# [What to work on]
Your task is to copy each line that has the word "BELOW".
## begin Extracted material
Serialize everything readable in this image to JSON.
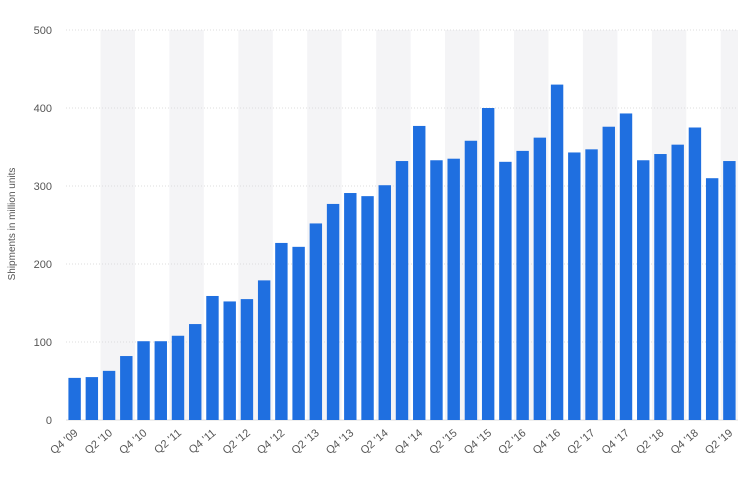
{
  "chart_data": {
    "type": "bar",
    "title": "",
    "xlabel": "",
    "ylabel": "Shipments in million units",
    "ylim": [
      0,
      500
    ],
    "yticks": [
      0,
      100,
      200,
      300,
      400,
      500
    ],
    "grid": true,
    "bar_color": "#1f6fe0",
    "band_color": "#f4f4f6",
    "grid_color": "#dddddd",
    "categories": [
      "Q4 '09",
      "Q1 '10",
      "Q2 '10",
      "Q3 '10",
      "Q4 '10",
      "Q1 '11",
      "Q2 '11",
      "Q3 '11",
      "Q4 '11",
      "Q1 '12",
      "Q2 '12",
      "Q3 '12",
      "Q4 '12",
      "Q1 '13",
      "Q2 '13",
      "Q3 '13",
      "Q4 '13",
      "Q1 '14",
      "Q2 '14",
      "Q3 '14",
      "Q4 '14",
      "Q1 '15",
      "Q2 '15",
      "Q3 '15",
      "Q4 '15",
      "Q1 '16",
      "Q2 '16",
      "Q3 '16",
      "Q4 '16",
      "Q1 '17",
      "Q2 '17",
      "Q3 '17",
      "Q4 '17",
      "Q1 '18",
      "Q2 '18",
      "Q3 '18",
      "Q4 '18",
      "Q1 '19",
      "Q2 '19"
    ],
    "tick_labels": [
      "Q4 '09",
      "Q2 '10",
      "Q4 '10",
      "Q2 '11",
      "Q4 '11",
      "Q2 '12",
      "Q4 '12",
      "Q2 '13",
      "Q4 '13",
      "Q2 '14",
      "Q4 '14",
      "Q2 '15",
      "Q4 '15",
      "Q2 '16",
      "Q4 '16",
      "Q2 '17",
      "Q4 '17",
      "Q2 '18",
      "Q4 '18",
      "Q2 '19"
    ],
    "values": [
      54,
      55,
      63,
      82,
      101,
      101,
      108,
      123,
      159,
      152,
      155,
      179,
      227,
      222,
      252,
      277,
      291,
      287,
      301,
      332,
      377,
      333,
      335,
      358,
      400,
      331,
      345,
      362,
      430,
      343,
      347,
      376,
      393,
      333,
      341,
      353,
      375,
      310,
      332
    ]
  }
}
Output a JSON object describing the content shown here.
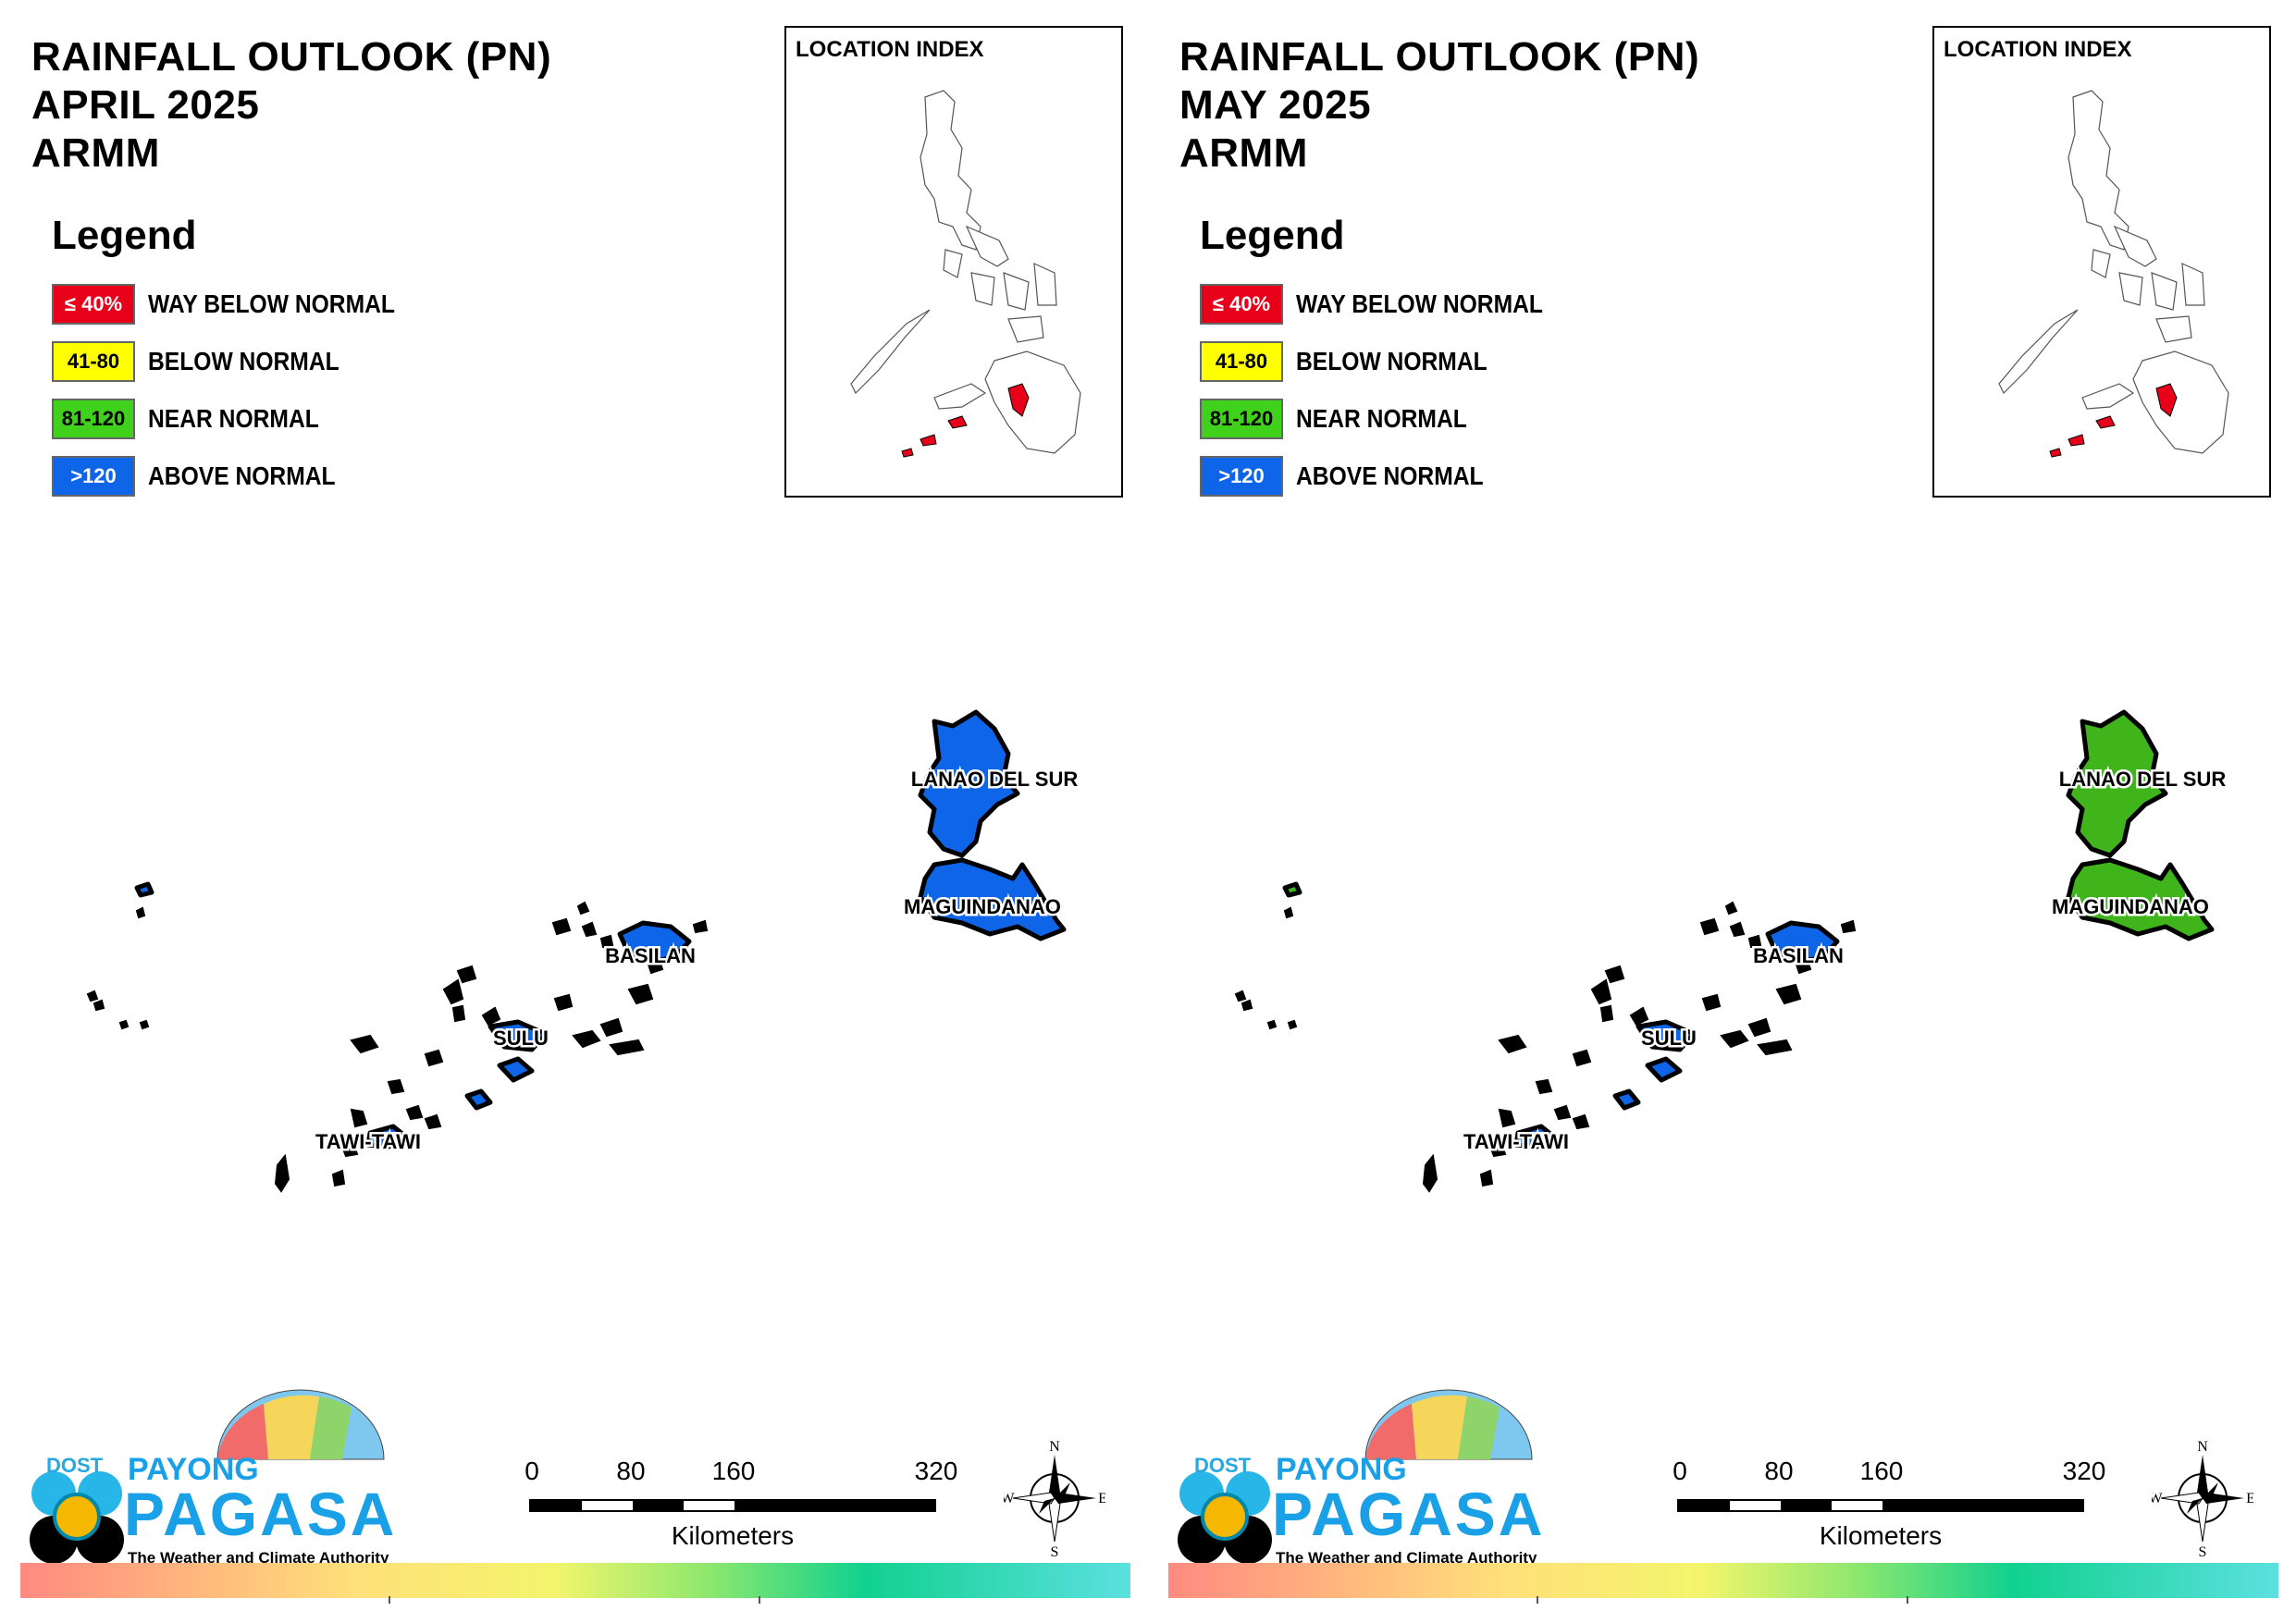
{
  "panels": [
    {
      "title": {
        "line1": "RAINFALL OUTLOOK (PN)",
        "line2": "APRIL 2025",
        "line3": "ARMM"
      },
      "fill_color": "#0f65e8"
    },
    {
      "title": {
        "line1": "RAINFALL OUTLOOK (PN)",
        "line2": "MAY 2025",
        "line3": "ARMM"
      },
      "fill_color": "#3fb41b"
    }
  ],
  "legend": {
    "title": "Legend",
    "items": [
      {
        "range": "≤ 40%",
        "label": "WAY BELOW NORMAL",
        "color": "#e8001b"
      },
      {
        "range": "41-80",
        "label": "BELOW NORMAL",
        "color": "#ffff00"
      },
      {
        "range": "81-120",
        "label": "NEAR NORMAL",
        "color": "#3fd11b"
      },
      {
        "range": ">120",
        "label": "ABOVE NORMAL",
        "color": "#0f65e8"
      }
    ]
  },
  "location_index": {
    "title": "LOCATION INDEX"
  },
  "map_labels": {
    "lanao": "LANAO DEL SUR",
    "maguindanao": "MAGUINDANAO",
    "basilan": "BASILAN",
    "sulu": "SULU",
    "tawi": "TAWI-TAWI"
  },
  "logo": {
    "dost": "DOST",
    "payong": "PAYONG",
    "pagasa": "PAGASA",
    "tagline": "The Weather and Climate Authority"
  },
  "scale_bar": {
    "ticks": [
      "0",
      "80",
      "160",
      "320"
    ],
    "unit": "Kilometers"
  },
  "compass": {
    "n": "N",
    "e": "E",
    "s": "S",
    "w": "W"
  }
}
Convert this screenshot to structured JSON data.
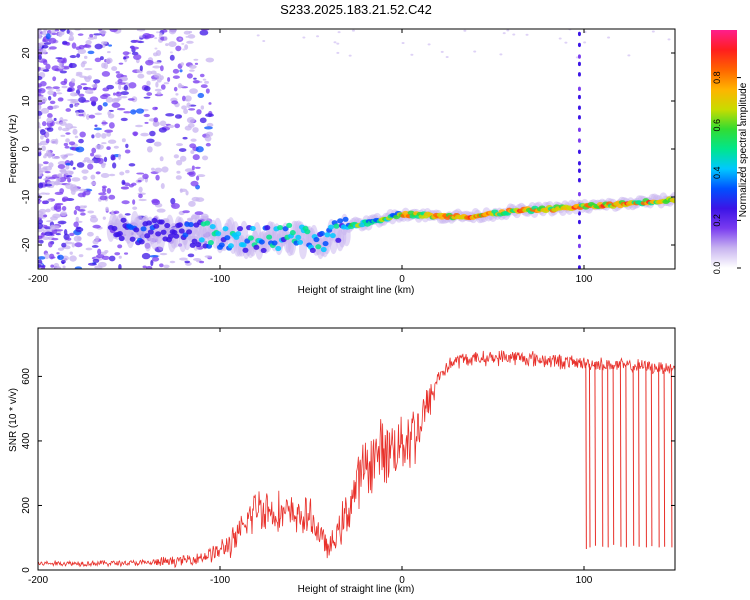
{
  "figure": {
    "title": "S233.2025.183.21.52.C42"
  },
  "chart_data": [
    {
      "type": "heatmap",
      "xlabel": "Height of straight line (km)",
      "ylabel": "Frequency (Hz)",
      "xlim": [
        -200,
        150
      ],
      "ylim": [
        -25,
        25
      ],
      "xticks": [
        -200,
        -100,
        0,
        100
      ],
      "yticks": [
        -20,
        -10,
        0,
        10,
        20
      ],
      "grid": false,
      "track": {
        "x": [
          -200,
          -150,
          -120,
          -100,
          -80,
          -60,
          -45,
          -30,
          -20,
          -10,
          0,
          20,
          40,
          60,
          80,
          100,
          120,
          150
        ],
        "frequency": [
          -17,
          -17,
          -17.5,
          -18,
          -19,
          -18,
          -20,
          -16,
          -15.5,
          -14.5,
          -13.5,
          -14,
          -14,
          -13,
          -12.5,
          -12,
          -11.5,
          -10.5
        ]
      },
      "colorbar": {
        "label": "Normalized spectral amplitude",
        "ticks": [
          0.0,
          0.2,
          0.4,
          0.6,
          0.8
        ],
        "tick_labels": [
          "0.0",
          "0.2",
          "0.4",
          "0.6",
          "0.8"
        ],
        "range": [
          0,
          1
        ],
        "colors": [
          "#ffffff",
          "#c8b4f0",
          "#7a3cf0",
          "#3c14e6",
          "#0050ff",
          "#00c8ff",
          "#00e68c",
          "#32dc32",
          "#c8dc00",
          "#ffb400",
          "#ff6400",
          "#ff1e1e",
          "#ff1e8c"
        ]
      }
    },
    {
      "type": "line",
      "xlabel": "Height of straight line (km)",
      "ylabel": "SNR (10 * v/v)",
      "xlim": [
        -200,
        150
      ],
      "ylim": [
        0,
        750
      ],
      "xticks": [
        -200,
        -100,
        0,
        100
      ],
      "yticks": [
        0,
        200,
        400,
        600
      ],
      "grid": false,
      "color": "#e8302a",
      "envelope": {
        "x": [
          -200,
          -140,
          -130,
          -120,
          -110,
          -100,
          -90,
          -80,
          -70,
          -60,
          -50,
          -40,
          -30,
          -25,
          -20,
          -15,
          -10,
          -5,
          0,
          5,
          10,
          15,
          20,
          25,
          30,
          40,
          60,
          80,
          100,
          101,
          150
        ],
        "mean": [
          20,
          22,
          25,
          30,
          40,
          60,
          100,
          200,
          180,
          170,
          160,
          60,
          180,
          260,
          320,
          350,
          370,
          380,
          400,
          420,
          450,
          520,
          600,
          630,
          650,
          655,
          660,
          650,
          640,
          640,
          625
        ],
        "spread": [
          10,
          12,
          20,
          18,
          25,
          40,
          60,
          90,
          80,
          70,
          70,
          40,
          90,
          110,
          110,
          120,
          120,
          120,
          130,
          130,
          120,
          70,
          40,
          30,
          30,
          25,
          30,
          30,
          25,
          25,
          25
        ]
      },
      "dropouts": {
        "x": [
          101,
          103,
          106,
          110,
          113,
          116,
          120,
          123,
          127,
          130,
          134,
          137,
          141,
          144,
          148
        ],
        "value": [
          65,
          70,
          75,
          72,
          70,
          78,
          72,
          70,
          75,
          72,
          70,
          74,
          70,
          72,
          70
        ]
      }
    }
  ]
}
## end Extracted material
# [Answer to this exercise]
        "label": "WAY BELOW NORMAL",
        "label": "BELOW NORMAL",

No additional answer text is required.